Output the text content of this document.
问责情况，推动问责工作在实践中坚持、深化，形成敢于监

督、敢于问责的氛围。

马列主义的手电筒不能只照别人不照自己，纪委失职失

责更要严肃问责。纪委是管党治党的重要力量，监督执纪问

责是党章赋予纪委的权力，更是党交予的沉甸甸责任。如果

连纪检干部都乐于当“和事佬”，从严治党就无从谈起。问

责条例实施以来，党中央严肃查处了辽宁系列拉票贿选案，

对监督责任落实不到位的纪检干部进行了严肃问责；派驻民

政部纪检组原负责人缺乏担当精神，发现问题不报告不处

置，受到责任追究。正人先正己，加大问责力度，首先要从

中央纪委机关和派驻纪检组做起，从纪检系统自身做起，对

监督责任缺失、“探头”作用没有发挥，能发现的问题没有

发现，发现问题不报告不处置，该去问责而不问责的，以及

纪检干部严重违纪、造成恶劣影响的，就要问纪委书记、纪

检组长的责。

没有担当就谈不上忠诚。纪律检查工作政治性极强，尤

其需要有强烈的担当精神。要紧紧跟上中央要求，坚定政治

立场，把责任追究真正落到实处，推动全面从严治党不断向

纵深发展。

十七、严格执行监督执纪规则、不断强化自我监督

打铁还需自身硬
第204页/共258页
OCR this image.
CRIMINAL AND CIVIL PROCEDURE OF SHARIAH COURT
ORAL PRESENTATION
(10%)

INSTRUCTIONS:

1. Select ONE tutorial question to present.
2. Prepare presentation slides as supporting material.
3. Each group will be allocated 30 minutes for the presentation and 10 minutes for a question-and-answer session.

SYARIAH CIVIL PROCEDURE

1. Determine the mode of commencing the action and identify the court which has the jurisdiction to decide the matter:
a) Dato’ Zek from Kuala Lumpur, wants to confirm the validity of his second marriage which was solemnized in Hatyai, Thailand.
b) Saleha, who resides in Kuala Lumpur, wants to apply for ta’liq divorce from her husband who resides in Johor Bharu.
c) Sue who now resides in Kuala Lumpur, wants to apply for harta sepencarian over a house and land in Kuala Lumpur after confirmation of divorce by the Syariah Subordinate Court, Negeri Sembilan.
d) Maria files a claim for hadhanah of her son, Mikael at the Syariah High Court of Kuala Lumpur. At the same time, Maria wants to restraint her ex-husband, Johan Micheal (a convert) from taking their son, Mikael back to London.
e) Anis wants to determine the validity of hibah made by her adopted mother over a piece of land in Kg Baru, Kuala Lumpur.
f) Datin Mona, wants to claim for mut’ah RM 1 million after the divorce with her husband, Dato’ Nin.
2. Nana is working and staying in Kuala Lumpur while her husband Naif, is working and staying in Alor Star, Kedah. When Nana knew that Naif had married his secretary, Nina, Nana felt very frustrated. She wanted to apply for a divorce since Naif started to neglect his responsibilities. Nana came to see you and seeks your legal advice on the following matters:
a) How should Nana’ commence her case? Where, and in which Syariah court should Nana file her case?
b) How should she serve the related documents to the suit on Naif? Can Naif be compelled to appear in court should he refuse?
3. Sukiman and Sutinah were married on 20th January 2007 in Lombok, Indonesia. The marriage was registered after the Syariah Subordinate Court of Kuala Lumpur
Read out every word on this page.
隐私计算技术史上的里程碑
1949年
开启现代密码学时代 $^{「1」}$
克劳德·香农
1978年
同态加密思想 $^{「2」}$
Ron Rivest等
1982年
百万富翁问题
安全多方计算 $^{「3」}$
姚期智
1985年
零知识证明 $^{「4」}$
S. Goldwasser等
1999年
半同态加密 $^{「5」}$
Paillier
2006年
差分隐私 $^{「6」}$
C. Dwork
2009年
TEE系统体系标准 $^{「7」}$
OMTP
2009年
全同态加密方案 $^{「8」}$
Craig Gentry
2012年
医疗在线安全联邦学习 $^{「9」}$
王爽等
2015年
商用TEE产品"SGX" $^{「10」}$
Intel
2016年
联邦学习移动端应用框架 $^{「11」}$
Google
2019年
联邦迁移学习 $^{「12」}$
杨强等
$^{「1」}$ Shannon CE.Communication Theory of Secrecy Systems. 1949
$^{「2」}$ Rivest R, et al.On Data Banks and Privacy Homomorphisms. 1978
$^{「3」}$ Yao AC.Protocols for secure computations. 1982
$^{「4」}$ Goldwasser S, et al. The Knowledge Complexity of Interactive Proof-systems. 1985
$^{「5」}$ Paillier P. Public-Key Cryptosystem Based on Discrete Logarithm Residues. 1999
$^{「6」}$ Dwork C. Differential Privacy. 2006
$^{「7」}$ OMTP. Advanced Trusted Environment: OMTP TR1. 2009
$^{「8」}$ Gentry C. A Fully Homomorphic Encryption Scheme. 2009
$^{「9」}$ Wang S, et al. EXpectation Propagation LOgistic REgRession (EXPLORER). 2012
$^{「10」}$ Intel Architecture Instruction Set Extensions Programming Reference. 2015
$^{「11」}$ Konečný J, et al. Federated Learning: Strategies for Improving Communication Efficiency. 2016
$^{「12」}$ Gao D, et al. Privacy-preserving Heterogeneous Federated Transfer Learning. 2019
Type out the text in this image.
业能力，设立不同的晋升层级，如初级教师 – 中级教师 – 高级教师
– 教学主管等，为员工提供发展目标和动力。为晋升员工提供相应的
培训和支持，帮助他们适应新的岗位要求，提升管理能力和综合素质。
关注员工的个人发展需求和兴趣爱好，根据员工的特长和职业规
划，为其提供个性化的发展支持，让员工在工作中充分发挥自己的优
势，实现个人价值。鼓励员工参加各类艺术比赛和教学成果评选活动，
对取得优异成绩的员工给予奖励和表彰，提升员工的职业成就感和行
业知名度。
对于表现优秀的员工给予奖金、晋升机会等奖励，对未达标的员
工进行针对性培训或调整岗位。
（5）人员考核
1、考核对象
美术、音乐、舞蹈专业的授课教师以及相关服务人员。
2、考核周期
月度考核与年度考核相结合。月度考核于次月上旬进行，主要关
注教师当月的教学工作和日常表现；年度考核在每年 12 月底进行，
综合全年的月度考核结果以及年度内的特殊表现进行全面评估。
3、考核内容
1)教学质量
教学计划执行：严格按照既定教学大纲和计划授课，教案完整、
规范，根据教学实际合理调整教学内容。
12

++++++++

● PROBLEM DETAILS:
From the entries above, copy every line that holds the word "Dwork".

● SOLUTION TO THIS PROBLEM:
C. Dwork
$^{「6」}$ Dwork C. Differential Privacy. 2006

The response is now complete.